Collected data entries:
□ □ □ □
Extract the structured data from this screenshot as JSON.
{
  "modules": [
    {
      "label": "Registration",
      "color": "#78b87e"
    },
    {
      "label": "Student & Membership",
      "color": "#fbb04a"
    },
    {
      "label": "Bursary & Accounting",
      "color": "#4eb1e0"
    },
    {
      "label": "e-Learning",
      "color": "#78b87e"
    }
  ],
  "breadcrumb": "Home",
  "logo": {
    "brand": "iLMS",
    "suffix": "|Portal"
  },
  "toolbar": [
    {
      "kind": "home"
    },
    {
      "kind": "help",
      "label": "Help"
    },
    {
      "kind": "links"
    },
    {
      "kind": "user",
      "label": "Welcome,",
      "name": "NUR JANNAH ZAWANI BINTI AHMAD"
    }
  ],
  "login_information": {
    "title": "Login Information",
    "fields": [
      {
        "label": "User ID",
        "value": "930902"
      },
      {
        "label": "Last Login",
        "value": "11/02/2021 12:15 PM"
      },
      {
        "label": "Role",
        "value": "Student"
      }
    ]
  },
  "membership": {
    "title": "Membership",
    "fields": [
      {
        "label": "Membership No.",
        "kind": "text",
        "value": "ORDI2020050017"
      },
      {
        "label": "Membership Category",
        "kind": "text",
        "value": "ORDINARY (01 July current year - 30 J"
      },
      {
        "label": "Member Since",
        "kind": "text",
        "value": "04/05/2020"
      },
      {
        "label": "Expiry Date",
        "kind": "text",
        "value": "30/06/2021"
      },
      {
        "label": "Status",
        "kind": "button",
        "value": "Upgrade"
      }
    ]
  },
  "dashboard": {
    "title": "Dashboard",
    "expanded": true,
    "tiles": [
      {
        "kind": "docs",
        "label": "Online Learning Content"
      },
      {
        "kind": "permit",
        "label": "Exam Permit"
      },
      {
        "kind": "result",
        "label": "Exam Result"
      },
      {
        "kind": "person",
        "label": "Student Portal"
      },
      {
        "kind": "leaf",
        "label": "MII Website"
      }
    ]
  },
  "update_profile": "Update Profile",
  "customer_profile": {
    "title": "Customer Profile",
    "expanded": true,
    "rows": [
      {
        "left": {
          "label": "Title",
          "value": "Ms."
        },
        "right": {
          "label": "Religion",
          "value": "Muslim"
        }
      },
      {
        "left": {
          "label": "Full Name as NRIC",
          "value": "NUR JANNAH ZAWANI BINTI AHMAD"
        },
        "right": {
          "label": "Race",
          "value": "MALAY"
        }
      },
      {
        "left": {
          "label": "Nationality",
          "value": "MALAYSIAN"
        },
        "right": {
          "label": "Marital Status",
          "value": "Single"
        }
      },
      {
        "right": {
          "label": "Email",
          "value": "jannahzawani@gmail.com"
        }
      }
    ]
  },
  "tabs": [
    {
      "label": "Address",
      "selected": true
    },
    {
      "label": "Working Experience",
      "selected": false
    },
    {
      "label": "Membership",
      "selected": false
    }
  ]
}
□ □ □ □
--- Problem ---
Write out every entry again, keeping each line exactly the same.

--- Answer to this problem ---
Extract the structured data from this screenshot as JSON.
{
  "modules": [
    {
      "label": "Registration",
      "color": "#78b87e"
    },
    {
      "label": "Student & Membership",
      "color": "#fbb04a"
    },
    {
      "label": "Bursary & Accounting",
      "color": "#4eb1e0"
    },
    {
      "label": "e-Learning",
      "color": "#78b87e"
    }
  ],
  "breadcrumb": "Home",
  "logo": {
    "brand": "iLMS",
    "suffix": "|Portal"
  },
  "toolbar": [
    {
      "kind": "home"
    },
    {
      "kind": "help",
      "label": "Help"
    },
    {
      "kind": "links"
    },
    {
      "kind": "user",
      "label": "Welcome,",
      "name": "NUR JANNAH ZAWANI BINTI AHMAD"
    }
  ],
  "login_information": {
    "title": "Login Information",
    "fields": [
      {
        "label": "User ID",
        "value": "930902"
      },
      {
        "label": "Last Login",
        "value": "11/02/2021 12:15 PM"
      },
      {
        "label": "Role",
        "value": "Student"
      }
    ]
  },
  "membership": {
    "title": "Membership",
    "fields": [
      {
        "label": "Membership No.",
        "kind": "text",
        "value": "ORDI2020050017"
      },
      {
        "label": "Membership Category",
        "kind": "text",
        "value": "ORDINARY (01 July current year - 30 J"
      },
      {
        "label": "Member Since",
        "kind": "text",
        "value": "04/05/2020"
      },
      {
        "label": "Expiry Date",
        "kind": "text",
        "value": "30/06/2021"
      },
      {
        "label": "Status",
        "kind": "button",
        "value": "Upgrade"
      }
    ]
  },
  "dashboard": {
    "title": "Dashboard",
    "expanded": true,
    "tiles": [
      {
        "kind": "docs",
        "label": "Online Learning Content"
      },
      {
        "kind": "permit",
        "label": "Exam Permit"
      },
      {
        "kind": "result",
        "label": "Exam Result"
      },
      {
        "kind": "person",
        "label": "Student Portal"
      },
      {
        "kind": "leaf",
        "label": "MII Website"
      }
    ]
  },
  "update_profile": "Update Profile",
  "customer_profile": {
    "title": "Customer Profile",
    "expanded": true,
    "rows": [
      {
        "left": {
          "label": "Title",
          "value": "Ms."
        },
        "right": {
          "label": "Religion",
          "value": "Muslim"
        }
      },
      {
        "left": {
          "label": "Full Name as NRIC",
          "value": "NUR JANNAH ZAWANI BINTI AHMAD"
        },
        "right": {
          "label": "Race",
          "value": "MALAY"
        }
      },
      {
        "left": {
          "label": "Nationality",
          "value": "MALAYSIAN"
        },
        "right": {
          "label": "Marital Status",
          "value": "Single"
        }
      },
      {
        "right": {
          "label": "Email",
          "value": "jannahzawani@gmail.com"
        }
      }
    ]
  },
  "tabs": [
    {
      "label": "Address",
      "selected": true
    },
    {
      "label": "Working Experience",
      "selected": false
    },
    {
      "label": "Membership",
      "selected": false
    }
  ]
}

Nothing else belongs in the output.